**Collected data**
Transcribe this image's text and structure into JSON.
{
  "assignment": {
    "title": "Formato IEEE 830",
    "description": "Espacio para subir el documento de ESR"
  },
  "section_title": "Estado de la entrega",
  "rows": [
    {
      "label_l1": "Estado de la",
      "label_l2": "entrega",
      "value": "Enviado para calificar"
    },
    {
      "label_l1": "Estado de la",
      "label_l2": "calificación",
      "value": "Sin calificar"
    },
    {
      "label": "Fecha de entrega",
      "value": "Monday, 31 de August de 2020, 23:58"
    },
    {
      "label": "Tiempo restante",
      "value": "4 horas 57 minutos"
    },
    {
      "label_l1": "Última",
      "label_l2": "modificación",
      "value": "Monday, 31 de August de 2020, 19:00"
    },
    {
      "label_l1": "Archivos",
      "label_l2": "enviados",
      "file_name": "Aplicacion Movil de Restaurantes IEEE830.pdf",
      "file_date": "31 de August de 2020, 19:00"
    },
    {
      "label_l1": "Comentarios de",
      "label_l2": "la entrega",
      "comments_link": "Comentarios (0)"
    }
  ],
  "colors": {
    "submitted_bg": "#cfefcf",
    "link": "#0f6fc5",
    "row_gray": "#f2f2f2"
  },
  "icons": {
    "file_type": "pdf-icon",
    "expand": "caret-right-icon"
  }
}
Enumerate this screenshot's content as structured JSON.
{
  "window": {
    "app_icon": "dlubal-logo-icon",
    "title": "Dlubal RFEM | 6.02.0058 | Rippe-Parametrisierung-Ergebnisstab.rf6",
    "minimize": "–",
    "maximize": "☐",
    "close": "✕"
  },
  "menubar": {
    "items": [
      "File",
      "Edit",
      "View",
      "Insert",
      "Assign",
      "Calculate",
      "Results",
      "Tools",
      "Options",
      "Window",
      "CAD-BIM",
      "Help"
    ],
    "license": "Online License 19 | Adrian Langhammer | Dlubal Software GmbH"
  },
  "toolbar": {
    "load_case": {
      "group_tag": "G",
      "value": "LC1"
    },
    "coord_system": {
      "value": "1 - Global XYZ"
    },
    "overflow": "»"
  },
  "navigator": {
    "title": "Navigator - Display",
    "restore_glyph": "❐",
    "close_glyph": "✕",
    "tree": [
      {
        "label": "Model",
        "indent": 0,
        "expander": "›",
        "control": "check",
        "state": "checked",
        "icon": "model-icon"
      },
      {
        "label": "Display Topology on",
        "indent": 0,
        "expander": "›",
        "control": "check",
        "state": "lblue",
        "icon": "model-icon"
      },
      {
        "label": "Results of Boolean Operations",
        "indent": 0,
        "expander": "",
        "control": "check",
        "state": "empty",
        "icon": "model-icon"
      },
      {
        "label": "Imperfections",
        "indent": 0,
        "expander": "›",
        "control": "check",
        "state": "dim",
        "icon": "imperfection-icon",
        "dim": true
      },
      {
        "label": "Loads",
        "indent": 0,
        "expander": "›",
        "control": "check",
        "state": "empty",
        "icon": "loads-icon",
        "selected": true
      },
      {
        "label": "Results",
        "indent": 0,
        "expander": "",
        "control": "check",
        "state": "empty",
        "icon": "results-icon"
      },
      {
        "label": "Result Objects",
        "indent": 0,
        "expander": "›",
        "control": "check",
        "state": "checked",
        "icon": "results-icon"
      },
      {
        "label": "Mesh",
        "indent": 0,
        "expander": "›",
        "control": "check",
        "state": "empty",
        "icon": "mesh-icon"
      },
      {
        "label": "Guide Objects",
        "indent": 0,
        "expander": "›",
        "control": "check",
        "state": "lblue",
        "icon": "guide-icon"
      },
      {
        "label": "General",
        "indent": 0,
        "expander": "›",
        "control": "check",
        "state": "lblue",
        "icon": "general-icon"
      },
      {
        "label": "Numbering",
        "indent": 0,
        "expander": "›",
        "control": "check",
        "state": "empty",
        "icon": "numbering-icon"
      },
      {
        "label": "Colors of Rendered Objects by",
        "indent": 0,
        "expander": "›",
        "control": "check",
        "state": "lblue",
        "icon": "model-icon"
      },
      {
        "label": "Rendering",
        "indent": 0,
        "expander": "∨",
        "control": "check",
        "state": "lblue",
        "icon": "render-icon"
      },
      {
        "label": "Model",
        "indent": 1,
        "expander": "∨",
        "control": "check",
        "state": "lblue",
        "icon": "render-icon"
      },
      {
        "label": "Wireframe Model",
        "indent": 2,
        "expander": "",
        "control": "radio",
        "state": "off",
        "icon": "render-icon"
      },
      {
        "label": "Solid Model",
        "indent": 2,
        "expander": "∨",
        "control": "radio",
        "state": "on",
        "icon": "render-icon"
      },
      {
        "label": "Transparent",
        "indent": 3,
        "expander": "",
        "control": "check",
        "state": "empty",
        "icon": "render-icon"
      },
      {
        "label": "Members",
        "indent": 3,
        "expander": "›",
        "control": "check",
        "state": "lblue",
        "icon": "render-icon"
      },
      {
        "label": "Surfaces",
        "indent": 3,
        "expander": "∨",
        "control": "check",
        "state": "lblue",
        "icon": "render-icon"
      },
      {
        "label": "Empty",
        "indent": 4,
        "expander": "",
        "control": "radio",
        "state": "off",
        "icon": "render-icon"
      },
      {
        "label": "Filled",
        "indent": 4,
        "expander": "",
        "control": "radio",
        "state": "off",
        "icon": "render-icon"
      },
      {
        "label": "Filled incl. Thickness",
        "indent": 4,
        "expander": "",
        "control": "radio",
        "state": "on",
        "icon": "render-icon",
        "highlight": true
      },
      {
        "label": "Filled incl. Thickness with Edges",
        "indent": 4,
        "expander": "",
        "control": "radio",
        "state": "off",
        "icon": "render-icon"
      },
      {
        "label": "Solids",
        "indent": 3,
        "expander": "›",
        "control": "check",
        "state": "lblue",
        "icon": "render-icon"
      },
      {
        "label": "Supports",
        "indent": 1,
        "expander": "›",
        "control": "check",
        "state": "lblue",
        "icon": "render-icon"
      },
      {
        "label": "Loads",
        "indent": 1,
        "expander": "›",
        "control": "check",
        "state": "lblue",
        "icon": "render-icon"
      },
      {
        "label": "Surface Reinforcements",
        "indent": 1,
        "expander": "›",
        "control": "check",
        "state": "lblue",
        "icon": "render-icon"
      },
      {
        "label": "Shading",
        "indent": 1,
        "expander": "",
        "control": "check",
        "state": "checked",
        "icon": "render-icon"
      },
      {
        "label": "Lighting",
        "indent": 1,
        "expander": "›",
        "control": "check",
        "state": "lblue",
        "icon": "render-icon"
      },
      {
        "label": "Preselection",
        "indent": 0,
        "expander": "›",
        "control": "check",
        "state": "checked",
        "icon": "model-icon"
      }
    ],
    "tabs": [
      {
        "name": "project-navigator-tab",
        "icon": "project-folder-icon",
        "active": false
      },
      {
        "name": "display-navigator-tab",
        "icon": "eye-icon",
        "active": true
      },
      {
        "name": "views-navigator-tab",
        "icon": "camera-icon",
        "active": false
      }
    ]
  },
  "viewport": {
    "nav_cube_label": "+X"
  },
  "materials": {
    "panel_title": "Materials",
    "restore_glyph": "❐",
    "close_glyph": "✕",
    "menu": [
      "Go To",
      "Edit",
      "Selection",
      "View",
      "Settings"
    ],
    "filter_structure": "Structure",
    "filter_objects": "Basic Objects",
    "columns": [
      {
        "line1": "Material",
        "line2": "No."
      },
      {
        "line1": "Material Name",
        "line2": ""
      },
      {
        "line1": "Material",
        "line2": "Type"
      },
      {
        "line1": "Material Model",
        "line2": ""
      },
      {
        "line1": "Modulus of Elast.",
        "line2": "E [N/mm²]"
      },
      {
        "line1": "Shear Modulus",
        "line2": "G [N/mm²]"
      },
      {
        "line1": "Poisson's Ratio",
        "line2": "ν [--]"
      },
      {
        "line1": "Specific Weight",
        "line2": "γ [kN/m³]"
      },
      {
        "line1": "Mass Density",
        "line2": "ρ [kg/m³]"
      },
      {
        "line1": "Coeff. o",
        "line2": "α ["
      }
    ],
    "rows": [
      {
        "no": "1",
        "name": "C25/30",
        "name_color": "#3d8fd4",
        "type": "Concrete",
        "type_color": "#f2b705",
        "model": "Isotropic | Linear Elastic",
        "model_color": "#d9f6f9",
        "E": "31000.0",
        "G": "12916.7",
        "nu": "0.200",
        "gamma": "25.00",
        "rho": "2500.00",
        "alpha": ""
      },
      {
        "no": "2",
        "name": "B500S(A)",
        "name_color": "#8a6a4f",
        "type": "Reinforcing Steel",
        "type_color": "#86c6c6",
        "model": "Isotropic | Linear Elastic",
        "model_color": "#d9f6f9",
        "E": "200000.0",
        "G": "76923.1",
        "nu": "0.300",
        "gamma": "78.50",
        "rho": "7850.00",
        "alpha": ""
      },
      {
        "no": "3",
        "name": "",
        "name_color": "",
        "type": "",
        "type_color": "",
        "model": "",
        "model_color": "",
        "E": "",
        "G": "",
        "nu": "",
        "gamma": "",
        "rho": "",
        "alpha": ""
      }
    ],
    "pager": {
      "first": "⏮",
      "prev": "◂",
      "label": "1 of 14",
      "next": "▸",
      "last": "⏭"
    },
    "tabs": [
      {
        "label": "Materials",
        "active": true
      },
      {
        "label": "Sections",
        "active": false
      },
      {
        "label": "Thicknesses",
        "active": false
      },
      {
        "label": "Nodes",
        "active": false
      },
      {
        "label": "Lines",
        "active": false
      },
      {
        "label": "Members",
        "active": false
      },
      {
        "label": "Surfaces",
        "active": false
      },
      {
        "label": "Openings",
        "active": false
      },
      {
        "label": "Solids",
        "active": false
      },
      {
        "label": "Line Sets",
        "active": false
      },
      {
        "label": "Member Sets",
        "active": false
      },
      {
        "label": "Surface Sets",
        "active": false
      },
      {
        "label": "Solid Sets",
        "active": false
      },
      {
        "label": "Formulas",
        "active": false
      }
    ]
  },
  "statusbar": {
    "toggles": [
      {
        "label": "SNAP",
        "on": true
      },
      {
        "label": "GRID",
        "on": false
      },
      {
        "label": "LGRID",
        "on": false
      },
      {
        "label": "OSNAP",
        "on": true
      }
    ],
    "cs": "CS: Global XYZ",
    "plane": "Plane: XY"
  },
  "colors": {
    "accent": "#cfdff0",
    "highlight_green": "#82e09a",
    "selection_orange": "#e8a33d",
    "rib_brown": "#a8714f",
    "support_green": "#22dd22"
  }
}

**Problem statement**
From the listing above, copy every line that includes the word "Objects".

**Task response**
        "label": "Result Objects",
        "label": "Guide Objects",
        "label": "Colors of Rendered Objects by",
    "filter_objects": "Basic Objects",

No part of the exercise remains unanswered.